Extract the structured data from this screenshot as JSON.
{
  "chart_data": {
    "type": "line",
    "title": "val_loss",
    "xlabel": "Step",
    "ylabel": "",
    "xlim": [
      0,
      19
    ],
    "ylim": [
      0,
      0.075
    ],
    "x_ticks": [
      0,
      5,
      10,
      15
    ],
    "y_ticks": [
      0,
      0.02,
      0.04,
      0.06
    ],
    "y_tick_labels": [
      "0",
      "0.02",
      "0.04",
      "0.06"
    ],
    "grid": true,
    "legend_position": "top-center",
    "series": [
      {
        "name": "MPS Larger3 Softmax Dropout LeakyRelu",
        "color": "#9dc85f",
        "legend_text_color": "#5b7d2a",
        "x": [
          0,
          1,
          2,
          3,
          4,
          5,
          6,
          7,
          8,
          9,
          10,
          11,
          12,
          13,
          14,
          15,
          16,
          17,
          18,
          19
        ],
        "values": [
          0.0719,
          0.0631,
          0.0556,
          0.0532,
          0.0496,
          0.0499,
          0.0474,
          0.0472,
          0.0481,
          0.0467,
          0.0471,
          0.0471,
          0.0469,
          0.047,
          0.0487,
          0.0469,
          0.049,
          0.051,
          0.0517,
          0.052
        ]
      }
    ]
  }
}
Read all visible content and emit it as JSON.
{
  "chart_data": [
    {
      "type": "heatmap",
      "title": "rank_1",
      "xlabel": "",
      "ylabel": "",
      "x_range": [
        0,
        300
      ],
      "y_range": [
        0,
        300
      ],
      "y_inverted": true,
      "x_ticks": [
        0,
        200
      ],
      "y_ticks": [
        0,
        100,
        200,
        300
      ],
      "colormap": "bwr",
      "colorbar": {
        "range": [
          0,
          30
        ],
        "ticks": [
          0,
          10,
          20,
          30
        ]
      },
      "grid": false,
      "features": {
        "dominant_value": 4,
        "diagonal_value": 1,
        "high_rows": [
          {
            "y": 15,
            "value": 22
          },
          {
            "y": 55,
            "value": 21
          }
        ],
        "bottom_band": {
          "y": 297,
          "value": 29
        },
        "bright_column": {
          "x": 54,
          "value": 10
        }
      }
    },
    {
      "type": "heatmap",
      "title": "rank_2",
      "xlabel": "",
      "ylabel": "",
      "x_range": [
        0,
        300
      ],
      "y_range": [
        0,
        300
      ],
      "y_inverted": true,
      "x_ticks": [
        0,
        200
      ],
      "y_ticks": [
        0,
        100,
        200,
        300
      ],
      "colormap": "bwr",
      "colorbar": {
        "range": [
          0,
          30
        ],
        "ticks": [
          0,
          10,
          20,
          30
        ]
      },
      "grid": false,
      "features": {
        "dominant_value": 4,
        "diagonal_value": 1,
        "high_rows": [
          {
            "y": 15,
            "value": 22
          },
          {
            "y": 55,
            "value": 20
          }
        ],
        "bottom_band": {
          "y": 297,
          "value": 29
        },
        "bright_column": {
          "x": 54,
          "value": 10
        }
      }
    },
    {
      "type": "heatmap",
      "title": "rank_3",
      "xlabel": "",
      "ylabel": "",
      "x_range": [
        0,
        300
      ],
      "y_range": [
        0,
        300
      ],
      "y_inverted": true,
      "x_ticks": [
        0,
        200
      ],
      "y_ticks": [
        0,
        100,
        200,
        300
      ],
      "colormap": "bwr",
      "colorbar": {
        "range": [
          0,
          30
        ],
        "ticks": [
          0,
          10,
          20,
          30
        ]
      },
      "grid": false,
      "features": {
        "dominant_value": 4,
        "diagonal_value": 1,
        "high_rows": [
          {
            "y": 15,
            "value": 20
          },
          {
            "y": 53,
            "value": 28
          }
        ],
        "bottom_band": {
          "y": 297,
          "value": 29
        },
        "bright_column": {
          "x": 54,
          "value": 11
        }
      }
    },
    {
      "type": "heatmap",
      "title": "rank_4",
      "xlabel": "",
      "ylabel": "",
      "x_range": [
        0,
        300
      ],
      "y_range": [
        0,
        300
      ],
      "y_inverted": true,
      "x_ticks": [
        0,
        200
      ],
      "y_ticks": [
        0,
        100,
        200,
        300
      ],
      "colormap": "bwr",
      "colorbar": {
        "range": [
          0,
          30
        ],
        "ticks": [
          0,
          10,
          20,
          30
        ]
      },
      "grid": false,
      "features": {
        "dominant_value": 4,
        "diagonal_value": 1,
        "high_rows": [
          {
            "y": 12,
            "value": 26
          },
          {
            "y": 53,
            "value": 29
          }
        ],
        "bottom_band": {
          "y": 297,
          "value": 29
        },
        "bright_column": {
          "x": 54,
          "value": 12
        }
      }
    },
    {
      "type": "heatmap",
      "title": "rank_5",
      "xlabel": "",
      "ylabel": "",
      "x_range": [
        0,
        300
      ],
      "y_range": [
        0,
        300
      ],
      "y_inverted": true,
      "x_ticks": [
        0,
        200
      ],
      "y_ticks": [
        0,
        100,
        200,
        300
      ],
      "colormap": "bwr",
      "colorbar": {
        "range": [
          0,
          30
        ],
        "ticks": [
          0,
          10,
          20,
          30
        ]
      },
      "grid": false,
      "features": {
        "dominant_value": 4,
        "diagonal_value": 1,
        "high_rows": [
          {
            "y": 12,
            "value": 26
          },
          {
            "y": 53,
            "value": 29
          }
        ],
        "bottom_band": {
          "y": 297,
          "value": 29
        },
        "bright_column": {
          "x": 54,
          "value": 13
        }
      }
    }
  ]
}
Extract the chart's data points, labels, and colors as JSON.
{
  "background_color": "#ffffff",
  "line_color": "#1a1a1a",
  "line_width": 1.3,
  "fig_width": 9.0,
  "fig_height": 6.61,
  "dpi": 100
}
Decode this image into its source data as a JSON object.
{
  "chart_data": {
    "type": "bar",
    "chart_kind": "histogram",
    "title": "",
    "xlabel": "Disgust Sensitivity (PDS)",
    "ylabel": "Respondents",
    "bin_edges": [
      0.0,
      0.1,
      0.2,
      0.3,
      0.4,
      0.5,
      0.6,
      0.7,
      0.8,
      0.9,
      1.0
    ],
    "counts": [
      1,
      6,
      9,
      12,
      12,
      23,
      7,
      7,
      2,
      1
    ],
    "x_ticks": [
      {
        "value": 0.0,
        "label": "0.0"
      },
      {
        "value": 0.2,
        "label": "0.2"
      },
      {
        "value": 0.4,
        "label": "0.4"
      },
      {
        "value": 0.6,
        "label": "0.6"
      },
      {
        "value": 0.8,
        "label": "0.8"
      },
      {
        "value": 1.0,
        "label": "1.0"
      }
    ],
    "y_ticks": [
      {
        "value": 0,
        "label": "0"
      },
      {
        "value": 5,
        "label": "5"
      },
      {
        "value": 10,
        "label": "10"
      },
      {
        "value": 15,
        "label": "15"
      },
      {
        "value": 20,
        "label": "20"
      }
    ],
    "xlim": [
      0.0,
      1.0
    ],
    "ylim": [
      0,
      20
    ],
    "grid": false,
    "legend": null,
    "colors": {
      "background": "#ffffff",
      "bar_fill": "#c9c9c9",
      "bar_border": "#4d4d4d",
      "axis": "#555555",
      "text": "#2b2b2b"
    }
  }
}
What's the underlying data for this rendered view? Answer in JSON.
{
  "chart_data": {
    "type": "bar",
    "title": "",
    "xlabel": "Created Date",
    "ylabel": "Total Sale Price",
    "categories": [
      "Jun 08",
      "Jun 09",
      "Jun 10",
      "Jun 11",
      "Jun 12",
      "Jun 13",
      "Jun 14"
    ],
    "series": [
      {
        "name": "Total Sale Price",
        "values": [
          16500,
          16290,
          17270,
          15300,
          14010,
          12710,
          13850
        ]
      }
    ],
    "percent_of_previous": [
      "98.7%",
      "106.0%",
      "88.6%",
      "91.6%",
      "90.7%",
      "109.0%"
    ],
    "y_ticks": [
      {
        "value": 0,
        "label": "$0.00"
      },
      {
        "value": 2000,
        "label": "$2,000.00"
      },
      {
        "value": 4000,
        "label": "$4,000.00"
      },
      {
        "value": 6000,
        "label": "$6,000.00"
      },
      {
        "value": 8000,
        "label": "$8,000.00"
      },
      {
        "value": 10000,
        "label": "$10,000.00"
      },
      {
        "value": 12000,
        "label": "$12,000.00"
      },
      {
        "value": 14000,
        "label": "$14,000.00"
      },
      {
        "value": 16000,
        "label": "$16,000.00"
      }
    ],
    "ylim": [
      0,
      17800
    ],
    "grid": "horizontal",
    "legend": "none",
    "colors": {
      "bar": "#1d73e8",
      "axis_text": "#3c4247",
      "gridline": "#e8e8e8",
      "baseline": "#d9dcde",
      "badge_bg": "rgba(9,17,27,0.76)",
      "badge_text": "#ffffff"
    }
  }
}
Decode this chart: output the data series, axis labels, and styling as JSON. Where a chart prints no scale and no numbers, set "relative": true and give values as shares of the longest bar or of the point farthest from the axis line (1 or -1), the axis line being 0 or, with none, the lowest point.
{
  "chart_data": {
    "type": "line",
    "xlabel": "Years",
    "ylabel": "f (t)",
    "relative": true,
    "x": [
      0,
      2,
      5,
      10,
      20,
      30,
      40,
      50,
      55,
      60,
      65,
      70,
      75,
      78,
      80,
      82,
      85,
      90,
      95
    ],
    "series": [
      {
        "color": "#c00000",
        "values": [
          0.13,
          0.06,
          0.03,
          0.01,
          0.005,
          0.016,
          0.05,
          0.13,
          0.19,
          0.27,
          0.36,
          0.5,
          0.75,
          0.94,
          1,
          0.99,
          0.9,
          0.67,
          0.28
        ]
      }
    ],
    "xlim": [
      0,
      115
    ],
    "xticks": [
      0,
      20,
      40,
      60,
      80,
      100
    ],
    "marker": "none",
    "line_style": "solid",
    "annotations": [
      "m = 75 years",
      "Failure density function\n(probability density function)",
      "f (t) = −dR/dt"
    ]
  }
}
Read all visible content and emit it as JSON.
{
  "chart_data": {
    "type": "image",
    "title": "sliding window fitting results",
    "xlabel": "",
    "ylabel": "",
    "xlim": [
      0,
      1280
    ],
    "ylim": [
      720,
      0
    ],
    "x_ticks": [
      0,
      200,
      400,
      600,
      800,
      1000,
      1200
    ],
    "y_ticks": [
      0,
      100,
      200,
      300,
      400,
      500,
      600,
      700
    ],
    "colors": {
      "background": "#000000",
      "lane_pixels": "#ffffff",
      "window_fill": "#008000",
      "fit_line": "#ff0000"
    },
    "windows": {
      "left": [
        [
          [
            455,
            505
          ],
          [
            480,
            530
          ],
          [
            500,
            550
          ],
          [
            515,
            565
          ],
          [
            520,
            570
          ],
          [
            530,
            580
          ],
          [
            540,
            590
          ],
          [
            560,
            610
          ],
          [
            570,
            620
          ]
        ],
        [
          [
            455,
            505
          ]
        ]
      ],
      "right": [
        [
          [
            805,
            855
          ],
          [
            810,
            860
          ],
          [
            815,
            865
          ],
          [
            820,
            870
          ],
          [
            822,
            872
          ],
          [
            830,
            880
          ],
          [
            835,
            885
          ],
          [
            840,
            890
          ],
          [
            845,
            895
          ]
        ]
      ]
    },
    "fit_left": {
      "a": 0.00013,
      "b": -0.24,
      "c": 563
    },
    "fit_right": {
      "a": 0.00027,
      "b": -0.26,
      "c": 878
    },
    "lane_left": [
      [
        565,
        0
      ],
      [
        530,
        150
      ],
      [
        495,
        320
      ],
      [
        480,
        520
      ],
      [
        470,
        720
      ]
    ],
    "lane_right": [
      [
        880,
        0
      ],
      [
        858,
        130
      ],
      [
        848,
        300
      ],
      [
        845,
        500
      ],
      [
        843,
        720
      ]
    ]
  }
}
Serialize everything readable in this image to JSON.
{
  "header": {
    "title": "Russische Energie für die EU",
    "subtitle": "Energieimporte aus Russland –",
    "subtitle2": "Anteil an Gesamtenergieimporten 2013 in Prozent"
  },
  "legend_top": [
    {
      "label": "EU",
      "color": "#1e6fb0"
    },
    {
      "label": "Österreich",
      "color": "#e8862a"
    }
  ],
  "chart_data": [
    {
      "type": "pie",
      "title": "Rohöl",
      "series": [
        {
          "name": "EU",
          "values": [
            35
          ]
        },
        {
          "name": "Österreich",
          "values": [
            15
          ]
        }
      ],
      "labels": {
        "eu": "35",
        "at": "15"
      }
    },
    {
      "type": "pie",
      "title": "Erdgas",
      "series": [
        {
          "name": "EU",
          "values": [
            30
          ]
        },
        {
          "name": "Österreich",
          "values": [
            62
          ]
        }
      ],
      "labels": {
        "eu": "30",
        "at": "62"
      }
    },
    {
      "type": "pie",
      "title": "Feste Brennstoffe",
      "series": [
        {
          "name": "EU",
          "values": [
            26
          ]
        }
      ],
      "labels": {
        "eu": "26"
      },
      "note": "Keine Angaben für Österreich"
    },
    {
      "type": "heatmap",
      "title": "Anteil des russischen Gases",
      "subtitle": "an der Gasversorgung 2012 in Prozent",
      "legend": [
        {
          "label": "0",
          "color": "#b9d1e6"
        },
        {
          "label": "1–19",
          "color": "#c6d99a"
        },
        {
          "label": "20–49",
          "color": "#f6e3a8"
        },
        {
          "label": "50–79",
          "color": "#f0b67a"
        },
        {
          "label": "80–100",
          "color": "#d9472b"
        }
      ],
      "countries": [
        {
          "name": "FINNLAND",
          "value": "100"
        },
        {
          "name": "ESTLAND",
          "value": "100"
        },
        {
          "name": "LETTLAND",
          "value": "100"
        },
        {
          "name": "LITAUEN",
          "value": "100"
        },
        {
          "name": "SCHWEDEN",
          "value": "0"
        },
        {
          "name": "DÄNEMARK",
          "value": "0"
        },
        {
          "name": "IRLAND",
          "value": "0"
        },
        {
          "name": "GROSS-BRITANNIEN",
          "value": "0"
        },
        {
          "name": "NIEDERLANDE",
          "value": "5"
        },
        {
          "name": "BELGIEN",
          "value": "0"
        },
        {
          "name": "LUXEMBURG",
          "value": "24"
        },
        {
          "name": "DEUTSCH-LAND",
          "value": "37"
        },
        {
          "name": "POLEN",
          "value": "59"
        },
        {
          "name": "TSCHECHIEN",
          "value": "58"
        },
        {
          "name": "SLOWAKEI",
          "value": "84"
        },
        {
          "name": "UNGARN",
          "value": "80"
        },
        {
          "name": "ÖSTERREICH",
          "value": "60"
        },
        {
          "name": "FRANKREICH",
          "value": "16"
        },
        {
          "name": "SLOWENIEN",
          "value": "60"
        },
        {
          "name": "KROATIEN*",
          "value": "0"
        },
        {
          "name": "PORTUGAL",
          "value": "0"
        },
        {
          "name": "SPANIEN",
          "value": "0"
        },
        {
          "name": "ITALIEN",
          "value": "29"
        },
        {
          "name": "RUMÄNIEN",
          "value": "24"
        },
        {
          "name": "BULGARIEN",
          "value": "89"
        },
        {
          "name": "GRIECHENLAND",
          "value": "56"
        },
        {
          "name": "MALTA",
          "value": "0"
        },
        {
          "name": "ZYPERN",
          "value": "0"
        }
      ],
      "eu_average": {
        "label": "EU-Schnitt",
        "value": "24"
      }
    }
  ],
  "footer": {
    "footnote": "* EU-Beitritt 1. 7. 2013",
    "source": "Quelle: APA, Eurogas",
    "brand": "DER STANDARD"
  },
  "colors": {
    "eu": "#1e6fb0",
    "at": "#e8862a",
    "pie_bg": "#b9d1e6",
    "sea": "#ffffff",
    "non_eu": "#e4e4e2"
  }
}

• _Challenge_:
Copy out each line of the material that holds the word "Sale".

• _Solution_:
    "ylabel": "Total Sale Price",
        "name": "Total Sale Price",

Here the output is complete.